• Stated goal
Print the full listing exactly.

Extracted records:
-------
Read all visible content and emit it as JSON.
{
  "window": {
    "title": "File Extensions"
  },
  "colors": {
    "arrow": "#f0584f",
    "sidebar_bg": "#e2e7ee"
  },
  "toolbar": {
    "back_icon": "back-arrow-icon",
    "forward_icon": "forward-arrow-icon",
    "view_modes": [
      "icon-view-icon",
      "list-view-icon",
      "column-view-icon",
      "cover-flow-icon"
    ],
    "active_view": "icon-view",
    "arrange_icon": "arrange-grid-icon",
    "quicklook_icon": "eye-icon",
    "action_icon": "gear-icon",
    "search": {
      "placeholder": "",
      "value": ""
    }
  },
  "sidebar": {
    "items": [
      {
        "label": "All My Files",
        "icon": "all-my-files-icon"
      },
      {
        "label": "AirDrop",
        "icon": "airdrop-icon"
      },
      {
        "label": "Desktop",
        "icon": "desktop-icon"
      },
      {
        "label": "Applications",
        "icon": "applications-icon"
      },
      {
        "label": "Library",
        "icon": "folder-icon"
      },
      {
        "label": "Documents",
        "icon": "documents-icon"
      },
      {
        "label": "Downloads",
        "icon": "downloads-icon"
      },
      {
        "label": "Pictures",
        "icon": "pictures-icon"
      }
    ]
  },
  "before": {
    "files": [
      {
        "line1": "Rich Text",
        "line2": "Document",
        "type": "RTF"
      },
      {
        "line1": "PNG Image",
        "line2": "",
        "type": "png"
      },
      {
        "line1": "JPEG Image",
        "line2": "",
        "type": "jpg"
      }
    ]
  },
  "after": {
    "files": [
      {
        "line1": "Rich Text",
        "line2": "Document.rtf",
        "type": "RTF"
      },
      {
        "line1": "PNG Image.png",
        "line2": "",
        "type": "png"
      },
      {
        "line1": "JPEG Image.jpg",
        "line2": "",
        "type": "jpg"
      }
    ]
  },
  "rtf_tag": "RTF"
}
-------
• Correct answer
Read all visible content and emit it as JSON.
{
  "window": {
    "title": "File Extensions"
  },
  "colors": {
    "arrow": "#f0584f",
    "sidebar_bg": "#e2e7ee"
  },
  "toolbar": {
    "back_icon": "back-arrow-icon",
    "forward_icon": "forward-arrow-icon",
    "view_modes": [
      "icon-view-icon",
      "list-view-icon",
      "column-view-icon",
      "cover-flow-icon"
    ],
    "active_view": "icon-view",
    "arrange_icon": "arrange-grid-icon",
    "quicklook_icon": "eye-icon",
    "action_icon": "gear-icon",
    "search": {
      "placeholder": "",
      "value": ""
    }
  },
  "sidebar": {
    "items": [
      {
        "label": "All My Files",
        "icon": "all-my-files-icon"
      },
      {
        "label": "AirDrop",
        "icon": "airdrop-icon"
      },
      {
        "label": "Desktop",
        "icon": "desktop-icon"
      },
      {
        "label": "Applications",
        "icon": "applications-icon"
      },
      {
        "label": "Library",
        "icon": "folder-icon"
      },
      {
        "label": "Documents",
        "icon": "documents-icon"
      },
      {
        "label": "Downloads",
        "icon": "downloads-icon"
      },
      {
        "label": "Pictures",
        "icon": "pictures-icon"
      }
    ]
  },
  "before": {
    "files": [
      {
        "line1": "Rich Text",
        "line2": "Document",
        "type": "RTF"
      },
      {
        "line1": "PNG Image",
        "line2": "",
        "type": "png"
      },
      {
        "line1": "JPEG Image",
        "line2": "",
        "type": "jpg"
      }
    ]
  },
  "after": {
    "files": [
      {
        "line1": "Rich Text",
        "line2": "Document.rtf",
        "type": "RTF"
      },
      {
        "line1": "PNG Image.png",
        "line2": "",
        "type": "png"
      },
      {
        "line1": "JPEG Image.jpg",
        "line2": "",
        "type": "jpg"
      }
    ]
  },
  "rtf_tag": "RTF"
}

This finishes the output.